**WHAT IS BEING ASKED**
From the listing below, pull out the lines that hold "苏宁开售一分钟家电".

**EXTRACTED INFORMATION**
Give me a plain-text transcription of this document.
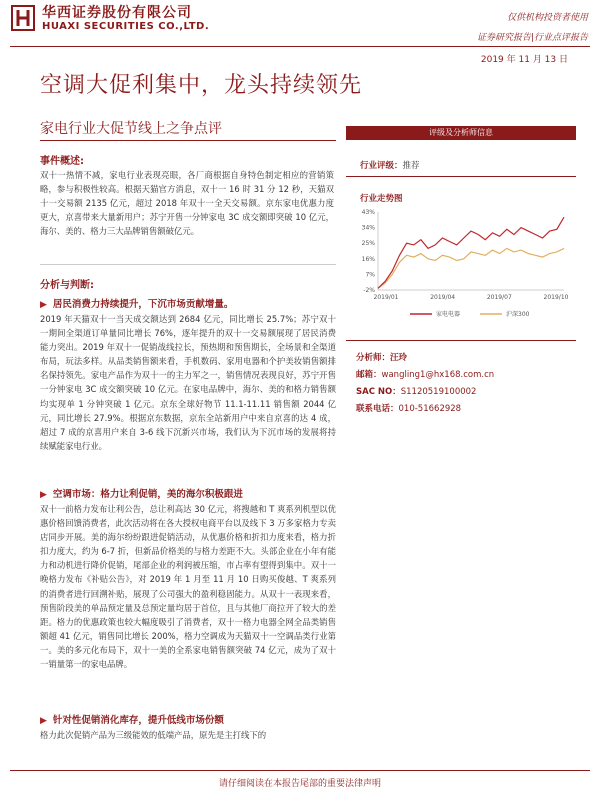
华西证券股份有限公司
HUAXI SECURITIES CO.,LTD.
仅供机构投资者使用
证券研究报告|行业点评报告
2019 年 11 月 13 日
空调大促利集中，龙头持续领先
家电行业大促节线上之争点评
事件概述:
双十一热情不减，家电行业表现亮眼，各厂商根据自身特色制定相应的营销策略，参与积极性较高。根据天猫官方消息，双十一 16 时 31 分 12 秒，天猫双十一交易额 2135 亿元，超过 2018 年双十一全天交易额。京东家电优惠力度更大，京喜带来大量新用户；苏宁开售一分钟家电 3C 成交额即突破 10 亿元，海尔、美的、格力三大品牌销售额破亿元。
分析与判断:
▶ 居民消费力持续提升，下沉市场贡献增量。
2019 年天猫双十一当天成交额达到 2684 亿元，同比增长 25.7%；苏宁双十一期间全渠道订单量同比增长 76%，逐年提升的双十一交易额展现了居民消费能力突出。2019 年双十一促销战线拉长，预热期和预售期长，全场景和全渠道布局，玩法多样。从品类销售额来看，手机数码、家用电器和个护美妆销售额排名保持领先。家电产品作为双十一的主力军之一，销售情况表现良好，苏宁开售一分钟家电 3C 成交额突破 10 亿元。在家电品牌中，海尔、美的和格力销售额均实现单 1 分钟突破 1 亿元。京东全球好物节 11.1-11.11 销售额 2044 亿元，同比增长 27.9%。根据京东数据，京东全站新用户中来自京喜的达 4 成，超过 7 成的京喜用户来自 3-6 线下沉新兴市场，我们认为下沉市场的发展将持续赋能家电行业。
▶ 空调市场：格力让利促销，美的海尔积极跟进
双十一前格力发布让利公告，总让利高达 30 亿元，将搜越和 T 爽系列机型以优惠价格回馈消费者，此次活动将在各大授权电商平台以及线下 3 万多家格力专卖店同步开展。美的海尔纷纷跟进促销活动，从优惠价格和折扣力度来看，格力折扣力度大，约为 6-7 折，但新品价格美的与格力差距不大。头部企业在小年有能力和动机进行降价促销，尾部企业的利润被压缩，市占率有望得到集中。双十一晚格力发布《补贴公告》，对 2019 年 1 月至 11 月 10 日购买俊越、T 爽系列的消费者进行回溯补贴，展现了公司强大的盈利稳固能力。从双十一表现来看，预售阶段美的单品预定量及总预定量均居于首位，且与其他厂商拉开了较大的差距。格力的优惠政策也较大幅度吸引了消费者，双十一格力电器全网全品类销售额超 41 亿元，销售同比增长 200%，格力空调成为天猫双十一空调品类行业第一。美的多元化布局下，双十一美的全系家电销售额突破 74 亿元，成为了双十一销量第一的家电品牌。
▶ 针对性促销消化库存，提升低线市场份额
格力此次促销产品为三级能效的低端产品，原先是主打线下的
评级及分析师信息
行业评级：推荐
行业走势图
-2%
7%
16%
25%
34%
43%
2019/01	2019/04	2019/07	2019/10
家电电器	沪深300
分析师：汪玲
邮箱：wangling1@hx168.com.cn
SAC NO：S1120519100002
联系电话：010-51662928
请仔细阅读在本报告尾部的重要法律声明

**THE RESPONSE**
双十一热情不减，家电行业表现亮眼，各厂商根据自身特色制定相应的营销策略，参与积极性较高。根据天猫官方消息，双十一 16 时 31 分 12 秒，天猫双十一交易额 2135 亿元，超过 2018 年双十一全天交易额。京东家电优惠力度更大，京喜带来大量新用户；苏宁开售一分钟家电 3C 成交额即突破 10 亿元，海尔、美的、格力三大品牌销售额破亿元。
2019 年天猫双十一当天成交额达到 2684 亿元，同比增长 25.7%；苏宁双十一期间全渠道订单量同比增长 76%，逐年提升的双十一交易额展现了居民消费能力突出。2019 年双十一促销战线拉长，预热期和预售期长，全场景和全渠道布局，玩法多样。从品类销售额来看，手机数码、家用电器和个护美妆销售额排名保持领先。家电产品作为双十一的主力军之一，销售情况表现良好，苏宁开售一分钟家电 3C 成交额突破 10 亿元。在家电品牌中，海尔、美的和格力销售额均实现单 1 分钟突破 1 亿元。京东全球好物节 11.1-11.11 销售额 2044 亿元，同比增长 27.9%。根据京东数据，京东全站新用户中来自京喜的达 4 成，超过 7 成的京喜用户来自 3-6 线下沉新兴市场，我们认为下沉市场的发展将持续赋能家电行业。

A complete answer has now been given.